[Records]
• • • • • • •

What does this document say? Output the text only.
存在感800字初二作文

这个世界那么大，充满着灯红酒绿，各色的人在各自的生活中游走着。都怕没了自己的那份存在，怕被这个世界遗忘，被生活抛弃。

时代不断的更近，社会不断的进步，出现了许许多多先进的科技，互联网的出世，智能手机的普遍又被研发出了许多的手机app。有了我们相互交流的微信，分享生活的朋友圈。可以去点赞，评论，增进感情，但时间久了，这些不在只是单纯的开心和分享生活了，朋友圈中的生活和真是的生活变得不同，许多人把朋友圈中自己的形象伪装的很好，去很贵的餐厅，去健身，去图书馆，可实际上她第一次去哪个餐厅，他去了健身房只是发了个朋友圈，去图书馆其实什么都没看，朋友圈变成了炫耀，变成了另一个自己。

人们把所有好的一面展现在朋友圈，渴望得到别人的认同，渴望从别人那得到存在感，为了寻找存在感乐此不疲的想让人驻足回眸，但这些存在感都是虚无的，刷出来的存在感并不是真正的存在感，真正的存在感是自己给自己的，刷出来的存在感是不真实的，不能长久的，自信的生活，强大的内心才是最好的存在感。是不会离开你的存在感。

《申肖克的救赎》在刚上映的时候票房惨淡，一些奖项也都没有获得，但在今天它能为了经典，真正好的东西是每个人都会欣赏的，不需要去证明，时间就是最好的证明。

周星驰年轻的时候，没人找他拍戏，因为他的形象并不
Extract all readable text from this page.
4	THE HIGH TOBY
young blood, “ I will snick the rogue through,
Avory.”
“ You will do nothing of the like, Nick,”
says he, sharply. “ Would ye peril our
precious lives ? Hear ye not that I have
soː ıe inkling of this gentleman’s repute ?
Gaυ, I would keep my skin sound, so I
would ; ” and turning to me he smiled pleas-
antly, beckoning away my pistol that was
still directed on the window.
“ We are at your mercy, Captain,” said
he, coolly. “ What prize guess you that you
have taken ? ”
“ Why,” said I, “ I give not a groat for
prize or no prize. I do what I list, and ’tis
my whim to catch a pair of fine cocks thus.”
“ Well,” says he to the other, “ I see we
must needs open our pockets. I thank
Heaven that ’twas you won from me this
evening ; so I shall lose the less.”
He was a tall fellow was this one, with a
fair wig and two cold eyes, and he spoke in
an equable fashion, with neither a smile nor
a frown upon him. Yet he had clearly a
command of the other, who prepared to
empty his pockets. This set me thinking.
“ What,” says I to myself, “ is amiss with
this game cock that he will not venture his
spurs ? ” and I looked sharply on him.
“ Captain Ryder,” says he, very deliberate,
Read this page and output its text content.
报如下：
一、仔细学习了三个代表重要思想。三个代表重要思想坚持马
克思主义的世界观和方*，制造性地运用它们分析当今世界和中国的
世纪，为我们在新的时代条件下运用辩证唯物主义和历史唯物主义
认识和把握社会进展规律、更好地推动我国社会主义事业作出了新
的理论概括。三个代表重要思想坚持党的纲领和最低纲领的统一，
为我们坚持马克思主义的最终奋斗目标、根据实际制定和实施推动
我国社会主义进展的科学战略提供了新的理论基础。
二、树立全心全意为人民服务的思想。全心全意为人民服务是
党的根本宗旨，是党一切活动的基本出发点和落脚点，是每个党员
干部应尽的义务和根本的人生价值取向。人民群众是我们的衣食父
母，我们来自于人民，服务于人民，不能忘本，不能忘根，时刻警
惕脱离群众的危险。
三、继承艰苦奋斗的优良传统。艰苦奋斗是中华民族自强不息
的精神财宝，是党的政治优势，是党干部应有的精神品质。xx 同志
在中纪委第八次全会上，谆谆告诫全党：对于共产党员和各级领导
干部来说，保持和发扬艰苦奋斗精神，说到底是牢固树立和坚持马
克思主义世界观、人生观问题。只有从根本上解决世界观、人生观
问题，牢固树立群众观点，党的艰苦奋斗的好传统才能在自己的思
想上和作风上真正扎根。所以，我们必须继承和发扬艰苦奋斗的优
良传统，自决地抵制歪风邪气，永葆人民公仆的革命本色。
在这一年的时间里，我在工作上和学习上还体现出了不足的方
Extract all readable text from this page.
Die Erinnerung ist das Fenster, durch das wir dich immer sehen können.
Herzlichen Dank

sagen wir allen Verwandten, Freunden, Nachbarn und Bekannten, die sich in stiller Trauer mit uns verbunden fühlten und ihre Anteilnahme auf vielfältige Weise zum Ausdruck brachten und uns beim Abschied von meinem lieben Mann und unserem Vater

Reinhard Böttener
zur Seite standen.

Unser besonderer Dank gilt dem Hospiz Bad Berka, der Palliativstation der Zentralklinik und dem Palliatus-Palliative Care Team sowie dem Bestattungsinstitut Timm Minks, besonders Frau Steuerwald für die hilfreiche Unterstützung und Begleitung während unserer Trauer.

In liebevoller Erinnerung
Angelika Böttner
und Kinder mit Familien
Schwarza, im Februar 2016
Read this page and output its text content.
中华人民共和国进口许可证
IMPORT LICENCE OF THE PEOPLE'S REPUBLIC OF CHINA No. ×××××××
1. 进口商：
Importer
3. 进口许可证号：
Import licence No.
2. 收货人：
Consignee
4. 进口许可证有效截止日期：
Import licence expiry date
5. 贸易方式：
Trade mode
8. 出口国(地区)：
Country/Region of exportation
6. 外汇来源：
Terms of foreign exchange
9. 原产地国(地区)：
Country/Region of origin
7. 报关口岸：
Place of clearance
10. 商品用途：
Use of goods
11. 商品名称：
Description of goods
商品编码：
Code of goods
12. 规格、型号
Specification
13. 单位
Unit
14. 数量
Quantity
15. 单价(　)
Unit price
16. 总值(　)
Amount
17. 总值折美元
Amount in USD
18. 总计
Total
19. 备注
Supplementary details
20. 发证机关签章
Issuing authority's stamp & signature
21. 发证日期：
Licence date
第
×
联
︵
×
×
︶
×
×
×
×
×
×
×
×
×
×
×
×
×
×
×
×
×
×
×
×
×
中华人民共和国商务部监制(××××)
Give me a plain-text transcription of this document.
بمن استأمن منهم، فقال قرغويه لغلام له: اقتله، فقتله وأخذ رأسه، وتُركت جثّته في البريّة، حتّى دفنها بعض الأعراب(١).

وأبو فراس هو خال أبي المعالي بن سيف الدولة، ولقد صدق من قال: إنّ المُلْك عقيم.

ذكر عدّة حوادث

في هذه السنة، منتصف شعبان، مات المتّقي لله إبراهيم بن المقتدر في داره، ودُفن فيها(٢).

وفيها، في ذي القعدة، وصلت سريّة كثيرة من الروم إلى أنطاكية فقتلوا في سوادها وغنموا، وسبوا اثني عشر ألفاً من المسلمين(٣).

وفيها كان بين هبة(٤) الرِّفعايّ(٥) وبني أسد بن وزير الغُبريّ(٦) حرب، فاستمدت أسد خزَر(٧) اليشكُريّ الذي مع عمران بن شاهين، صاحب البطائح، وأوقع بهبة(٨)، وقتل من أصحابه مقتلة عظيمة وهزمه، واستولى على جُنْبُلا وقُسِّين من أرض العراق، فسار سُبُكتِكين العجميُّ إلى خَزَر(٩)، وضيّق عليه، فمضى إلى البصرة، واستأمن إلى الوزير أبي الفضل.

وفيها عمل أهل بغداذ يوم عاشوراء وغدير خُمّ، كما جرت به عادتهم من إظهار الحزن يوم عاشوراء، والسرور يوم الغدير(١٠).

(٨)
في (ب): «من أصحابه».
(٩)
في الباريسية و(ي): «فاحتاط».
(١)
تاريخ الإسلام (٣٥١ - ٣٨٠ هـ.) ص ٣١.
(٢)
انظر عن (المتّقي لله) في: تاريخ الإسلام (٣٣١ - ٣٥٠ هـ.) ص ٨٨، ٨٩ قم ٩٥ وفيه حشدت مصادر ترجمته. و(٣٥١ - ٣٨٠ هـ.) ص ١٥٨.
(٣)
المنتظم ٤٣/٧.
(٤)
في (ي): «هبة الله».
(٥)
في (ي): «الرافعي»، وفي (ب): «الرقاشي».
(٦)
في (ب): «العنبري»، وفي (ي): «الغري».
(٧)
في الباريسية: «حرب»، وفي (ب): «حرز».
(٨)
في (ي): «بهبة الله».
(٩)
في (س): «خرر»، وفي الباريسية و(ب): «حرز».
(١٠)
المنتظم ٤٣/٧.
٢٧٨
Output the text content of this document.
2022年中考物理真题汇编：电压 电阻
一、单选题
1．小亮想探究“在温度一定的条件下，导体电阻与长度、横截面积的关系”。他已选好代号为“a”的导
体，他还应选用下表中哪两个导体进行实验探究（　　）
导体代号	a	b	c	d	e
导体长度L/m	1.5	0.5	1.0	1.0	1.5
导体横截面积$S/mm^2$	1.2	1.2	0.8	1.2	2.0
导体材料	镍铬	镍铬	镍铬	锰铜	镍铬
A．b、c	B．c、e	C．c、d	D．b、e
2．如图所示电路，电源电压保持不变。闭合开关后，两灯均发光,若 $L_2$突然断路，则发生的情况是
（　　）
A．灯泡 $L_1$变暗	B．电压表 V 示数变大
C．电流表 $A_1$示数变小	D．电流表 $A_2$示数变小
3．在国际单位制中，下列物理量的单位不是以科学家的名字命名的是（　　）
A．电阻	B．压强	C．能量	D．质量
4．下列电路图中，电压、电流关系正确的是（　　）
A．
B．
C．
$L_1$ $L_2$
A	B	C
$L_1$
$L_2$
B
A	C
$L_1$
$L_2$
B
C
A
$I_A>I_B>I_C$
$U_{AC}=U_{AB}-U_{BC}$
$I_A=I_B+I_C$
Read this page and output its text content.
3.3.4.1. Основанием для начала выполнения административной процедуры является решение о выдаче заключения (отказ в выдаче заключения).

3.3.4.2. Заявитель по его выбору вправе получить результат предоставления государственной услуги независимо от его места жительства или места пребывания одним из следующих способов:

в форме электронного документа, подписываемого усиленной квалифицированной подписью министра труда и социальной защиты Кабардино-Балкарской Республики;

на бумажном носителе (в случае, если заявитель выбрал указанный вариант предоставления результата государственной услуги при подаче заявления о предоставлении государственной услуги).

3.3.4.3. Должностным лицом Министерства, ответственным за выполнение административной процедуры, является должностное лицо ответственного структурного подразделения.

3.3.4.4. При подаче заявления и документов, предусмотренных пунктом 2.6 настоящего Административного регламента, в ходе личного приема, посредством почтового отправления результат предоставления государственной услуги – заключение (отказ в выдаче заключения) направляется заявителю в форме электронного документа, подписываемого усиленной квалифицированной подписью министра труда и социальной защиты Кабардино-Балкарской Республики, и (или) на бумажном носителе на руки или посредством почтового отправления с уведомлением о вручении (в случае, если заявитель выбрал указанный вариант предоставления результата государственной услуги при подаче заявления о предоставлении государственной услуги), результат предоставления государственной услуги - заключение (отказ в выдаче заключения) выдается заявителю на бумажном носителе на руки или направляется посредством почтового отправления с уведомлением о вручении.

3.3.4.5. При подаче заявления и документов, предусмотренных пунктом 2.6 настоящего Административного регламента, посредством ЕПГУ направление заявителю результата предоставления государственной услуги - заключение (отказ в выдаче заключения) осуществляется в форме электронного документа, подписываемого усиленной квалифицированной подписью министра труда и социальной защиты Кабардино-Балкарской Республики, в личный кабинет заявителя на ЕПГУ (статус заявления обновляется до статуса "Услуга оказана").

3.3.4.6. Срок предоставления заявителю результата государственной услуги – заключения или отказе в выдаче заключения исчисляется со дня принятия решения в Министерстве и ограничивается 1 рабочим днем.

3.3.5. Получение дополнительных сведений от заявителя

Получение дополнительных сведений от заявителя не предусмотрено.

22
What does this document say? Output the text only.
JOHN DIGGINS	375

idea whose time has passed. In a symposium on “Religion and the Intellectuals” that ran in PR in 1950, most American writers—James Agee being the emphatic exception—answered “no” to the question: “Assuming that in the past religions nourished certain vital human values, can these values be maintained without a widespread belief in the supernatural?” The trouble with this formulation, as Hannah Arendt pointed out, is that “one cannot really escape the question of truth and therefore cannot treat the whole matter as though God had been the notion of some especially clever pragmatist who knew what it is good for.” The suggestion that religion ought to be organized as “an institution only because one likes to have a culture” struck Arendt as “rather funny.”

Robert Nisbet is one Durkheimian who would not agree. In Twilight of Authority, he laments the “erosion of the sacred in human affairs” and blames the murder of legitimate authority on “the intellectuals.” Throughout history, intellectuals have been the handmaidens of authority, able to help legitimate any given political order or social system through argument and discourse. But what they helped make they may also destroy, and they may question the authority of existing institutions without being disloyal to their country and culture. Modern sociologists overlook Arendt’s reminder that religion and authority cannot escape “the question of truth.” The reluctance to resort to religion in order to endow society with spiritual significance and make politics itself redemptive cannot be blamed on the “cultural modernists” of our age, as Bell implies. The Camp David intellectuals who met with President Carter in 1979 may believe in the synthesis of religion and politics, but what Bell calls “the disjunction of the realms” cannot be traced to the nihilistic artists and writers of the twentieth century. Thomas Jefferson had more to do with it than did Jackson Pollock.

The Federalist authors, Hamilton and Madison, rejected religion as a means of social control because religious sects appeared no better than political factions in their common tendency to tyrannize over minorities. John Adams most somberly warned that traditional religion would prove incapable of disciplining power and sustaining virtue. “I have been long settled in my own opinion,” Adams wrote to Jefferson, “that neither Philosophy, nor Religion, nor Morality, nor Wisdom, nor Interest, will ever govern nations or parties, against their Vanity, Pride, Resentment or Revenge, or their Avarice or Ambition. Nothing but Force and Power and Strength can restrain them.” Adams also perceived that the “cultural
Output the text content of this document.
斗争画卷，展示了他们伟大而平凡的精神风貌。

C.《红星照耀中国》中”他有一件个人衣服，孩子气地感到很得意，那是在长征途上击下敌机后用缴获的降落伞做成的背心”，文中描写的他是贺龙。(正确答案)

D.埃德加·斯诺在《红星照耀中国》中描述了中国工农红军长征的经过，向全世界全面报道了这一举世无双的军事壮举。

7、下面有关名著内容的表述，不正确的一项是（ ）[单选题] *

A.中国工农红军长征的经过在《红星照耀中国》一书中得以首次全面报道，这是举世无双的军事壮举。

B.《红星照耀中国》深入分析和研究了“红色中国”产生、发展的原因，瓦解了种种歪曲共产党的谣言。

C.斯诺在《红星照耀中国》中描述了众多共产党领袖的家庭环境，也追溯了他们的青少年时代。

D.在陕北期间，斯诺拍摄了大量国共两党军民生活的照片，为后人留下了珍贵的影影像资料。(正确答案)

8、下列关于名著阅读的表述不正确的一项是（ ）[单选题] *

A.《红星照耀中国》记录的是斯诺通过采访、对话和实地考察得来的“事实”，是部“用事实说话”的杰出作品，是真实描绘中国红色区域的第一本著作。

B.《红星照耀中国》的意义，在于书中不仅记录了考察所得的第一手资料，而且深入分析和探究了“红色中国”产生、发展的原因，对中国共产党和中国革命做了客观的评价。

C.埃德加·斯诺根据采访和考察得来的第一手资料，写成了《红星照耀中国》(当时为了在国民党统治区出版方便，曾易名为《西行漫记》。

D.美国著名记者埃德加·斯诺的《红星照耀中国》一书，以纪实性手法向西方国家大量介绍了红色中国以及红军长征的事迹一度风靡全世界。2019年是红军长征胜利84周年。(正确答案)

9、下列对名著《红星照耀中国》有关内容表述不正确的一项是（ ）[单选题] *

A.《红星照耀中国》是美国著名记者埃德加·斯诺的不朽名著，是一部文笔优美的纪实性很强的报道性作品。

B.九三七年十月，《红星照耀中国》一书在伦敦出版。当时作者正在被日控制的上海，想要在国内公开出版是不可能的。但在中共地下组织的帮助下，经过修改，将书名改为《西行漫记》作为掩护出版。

• • • • • • •

Task directions
Find the lines containing "goods" and pull them out.

Full response
Use of goods
Description of goods
Code of goods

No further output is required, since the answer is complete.